When the string "privacy" is part of a line below, that line should be copied.

MATERIAL FOR THIS EXERCISE below:

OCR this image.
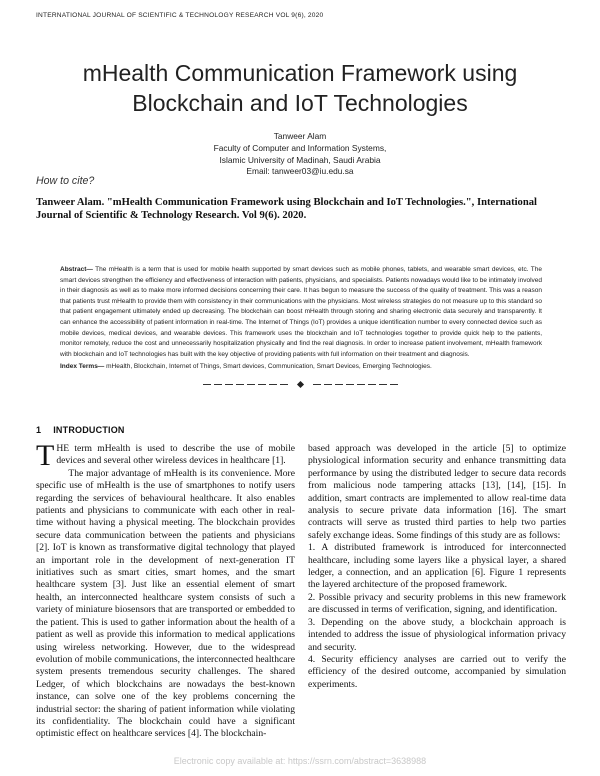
INTERNATIONAL JOURNAL OF SCIENTIFIC & TECHNOLOGY RESEARCH VOL 9(6), 2020
mHealth Communication Framework using
Blockchain and IoT Technologies
Tanweer Alam
Faculty of Computer and Information Systems,
Islamic University of Madinah, Saudi Arabia
Email: tanweer03@iu.edu.sa
How to cite?
Tanweer Alam. "mHealth Communication Framework using Blockchain and IoT Technologies.", International Journal of Scientific & Technology Research. Vol 9(6). 2020.
Abstract— The mHealth is a term that is used for mobile health supported by smart devices such as mobile phones, tablets, and wearable smart devices, etc. The smart devices strengthen the efficiency and effectiveness of interaction with patients, physicians, and specialists. Patients nowadays would like to be intimately involved in their diagnosis as well as to make more informed decisions concerning their care. It has begun to measure the success of the quality of treatment. This was a reason that patients trust mHealth to provide them with consistency in their communications with the physicians. Most wireless strategies do not measure up to this standard so that patient engagement ultimately ended up decreasing. The blockchain can boost mHealth through storing and sharing electronic data securely and transparently. It can enhance the accessibility of patient information in real-time. The Internet of Things (IoT) provides a unique identification number to every connected device such as mobile devices, medical devices, and wearable devices. This framework uses the blockchain and IoT technologies together to provide quick help to the patients, monitor remotely, reduce the cost and unnecessarily hospitalization physically and find the real diagnosis. In order to increase patient involvement, mHealth framework with blockchain and IoT technologies has built with the key objective of providing patients with full information on their treatment and diagnosis.
Index Terms— mHealth, Blockchain, Internet of Things, Smart devices, Communication, Smart Devices, Emerging Technologies.
1 INTRODUCTION

THE term mHealth is used to describe the use of mobile devices and several other wireless devices in healthcare [1].

The major advantage of mHealth is its convenience. More specific use of mHealth is the use of smartphones to notify users regarding the services of behavioural healthcare. It also enables patients and physicians to communicate with each other in real-time without having a physical meeting. The blockchain provides secure data communication between the patients and physicians [2]. IoT is known as transformative digital technology that played an important role in the development of next-generation IT initiatives such as smart cities, smart homes, and the smart healthcare system [3]. Just like an essential element of smart health, an interconnected healthcare system consists of such a variety of miniature biosensors that are transported or embedded to the patient. This is used to gather information about the health of a patient as well as provide this information to medical applications using wireless networking. However, due to the widespread evolution of mobile communications, the interconnected healthcare system presents tremendous security challenges. The shared Ledger, of which blockchains are nowadays the best-known instance, can solve one of the key problems concerning the industrial sector: the sharing of patient information while violating its confidentiality. The blockchain could have a significant optimistic effect on healthcare services [4]. The blockchain-

based approach was developed in the article [5] to optimize physiological information security and enhance transmitting data performance by using the distributed ledger to secure data records from malicious node tampering attacks [13], [14], [15]. In addition, smart contracts are implemented to allow real-time data analysis to secure private data information [16]. The smart contracts will serve as trusted third parties to help two parties safely exchange ideas. Some findings of this study are as follows:

1. A distributed framework is introduced for interconnected healthcare, including some layers like a physical layer, a shared ledger, a connection, and an application [6]. Figure 1 represents the layered architecture of the proposed framework.

2. Possible privacy and security problems in this new framework are discussed in terms of verification, signing, and identification.

3. Depending on the above study, a blockchain approach is intended to address the issue of physiological information privacy and security.

4. Security efficiency analyses are carried out to verify the efficiency of the desired outcome, accompanied by simulation experiments.

Electronic copy available at: https://ssrn.com/abstract=3638988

End of MATERIAL FOR THIS EXERCISE.

RESPONSE BOX →
2. Possible privacy and security problems in this new framework are discussed in terms of verification, signing, and identification.
3. Depending on the above study, a blockchain approach is intended to address the issue of physiological information privacy and security.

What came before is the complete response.